[The input start]

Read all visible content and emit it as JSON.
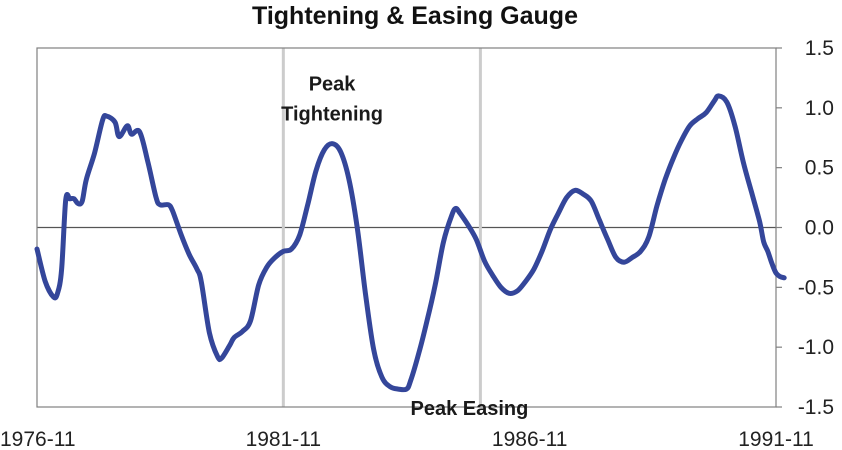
{
  "chart_data": {
    "type": "line",
    "title": "Tightening & Easing Gauge",
    "xlabel": "",
    "ylabel": "",
    "x_ticks": [
      "1976-11",
      "1981-11",
      "1986-11",
      "1991-11"
    ],
    "y_ticks": [
      "1.5",
      "1.0",
      "0.5",
      "0.0",
      "-0.5",
      "-1.0",
      "-1.5"
    ],
    "ylim": [
      -1.5,
      1.5
    ],
    "xlim": [
      "1976-11",
      "1991-11"
    ],
    "grid": false,
    "legend": "none",
    "reference_lines": [
      {
        "axis": "y",
        "value": 0
      },
      {
        "axis": "x",
        "value": "1981-11"
      },
      {
        "axis": "x",
        "value": "1985-11"
      }
    ],
    "annotations": [
      {
        "lines": [
          "Peak",
          "Tightening"
        ],
        "x": "1982-06",
        "y": 0.7
      },
      {
        "lines": [
          "Peak Easing"
        ],
        "x": "1984-05",
        "y": -1.3
      }
    ],
    "series": [
      {
        "color": "#34469a",
        "points": [
          [
            "1976-11",
            -0.18
          ],
          [
            "1977-01",
            -0.45
          ],
          [
            "1977-03",
            -0.58
          ],
          [
            "1977-04",
            -0.55
          ],
          [
            "1977-05",
            -0.35
          ],
          [
            "1977-06",
            0.23
          ],
          [
            "1977-07",
            0.24
          ],
          [
            "1977-08",
            0.24
          ],
          [
            "1977-09",
            0.2
          ],
          [
            "1977-10",
            0.22
          ],
          [
            "1977-11",
            0.4
          ],
          [
            "1978-01",
            0.62
          ],
          [
            "1978-03",
            0.9
          ],
          [
            "1978-04",
            0.93
          ],
          [
            "1978-06",
            0.88
          ],
          [
            "1978-07",
            0.76
          ],
          [
            "1978-09",
            0.85
          ],
          [
            "1978-10",
            0.78
          ],
          [
            "1978-12",
            0.8
          ],
          [
            "1979-02",
            0.55
          ],
          [
            "1979-04",
            0.25
          ],
          [
            "1979-05",
            0.19
          ],
          [
            "1979-07",
            0.19
          ],
          [
            "1979-08",
            0.14
          ],
          [
            "1979-10",
            -0.05
          ],
          [
            "1979-12",
            -0.22
          ],
          [
            "1980-02",
            -0.35
          ],
          [
            "1980-03",
            -0.45
          ],
          [
            "1980-05",
            -0.88
          ],
          [
            "1980-07",
            -1.08
          ],
          [
            "1980-08",
            -1.09
          ],
          [
            "1980-10",
            -0.98
          ],
          [
            "1980-11",
            -0.92
          ],
          [
            "1981-01",
            -0.87
          ],
          [
            "1981-03",
            -0.78
          ],
          [
            "1981-05",
            -0.48
          ],
          [
            "1981-07",
            -0.33
          ],
          [
            "1981-09",
            -0.25
          ],
          [
            "1981-11",
            -0.2
          ],
          [
            "1982-01",
            -0.18
          ],
          [
            "1982-03",
            -0.06
          ],
          [
            "1982-05",
            0.2
          ],
          [
            "1982-07",
            0.48
          ],
          [
            "1982-09",
            0.65
          ],
          [
            "1982-11",
            0.7
          ],
          [
            "1983-01",
            0.63
          ],
          [
            "1983-03",
            0.4
          ],
          [
            "1983-05",
            0.0
          ],
          [
            "1983-07",
            -0.55
          ],
          [
            "1983-09",
            -1.02
          ],
          [
            "1983-11",
            -1.25
          ],
          [
            "1984-01",
            -1.33
          ],
          [
            "1984-03",
            -1.35
          ],
          [
            "1984-05",
            -1.35
          ],
          [
            "1984-06",
            -1.28
          ],
          [
            "1984-08",
            -1.05
          ],
          [
            "1984-10",
            -0.78
          ],
          [
            "1984-12",
            -0.48
          ],
          [
            "1985-02",
            -0.12
          ],
          [
            "1985-04",
            0.1
          ],
          [
            "1985-05",
            0.16
          ],
          [
            "1985-06",
            0.12
          ],
          [
            "1985-08",
            0.02
          ],
          [
            "1985-10",
            -0.1
          ],
          [
            "1985-12",
            -0.28
          ],
          [
            "1986-02",
            -0.4
          ],
          [
            "1986-04",
            -0.5
          ],
          [
            "1986-06",
            -0.55
          ],
          [
            "1986-08",
            -0.53
          ],
          [
            "1986-10",
            -0.45
          ],
          [
            "1986-12",
            -0.35
          ],
          [
            "1987-02",
            -0.2
          ],
          [
            "1987-04",
            -0.02
          ],
          [
            "1987-06",
            0.12
          ],
          [
            "1987-08",
            0.25
          ],
          [
            "1987-10",
            0.31
          ],
          [
            "1987-12",
            0.28
          ],
          [
            "1988-02",
            0.22
          ],
          [
            "1988-04",
            0.06
          ],
          [
            "1988-06",
            -0.1
          ],
          [
            "1988-08",
            -0.25
          ],
          [
            "1988-10",
            -0.29
          ],
          [
            "1988-12",
            -0.25
          ],
          [
            "1989-02",
            -0.2
          ],
          [
            "1989-04",
            -0.08
          ],
          [
            "1989-06",
            0.18
          ],
          [
            "1989-08",
            0.4
          ],
          [
            "1989-10",
            0.58
          ],
          [
            "1989-12",
            0.73
          ],
          [
            "1990-02",
            0.85
          ],
          [
            "1990-04",
            0.91
          ],
          [
            "1990-06",
            0.96
          ],
          [
            "1990-08",
            1.06
          ],
          [
            "1990-09",
            1.1
          ],
          [
            "1990-11",
            1.05
          ],
          [
            "1991-01",
            0.85
          ],
          [
            "1991-03",
            0.55
          ],
          [
            "1991-05",
            0.3
          ],
          [
            "1991-07",
            0.05
          ],
          [
            "1991-08",
            -0.12
          ],
          [
            "1991-09",
            -0.2
          ],
          [
            "1991-10",
            -0.3
          ],
          [
            "1991-11",
            -0.38
          ],
          [
            "1991-12",
            -0.41
          ],
          [
            "1992-01",
            -0.42
          ]
        ]
      }
    ]
  }
}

[The input end]

*Goal*: Identify the lines in the entries above that contain "Tightening", then copy them out.

*The response*:
    "title": "Tightening & Easing Gauge",
          "Tightening"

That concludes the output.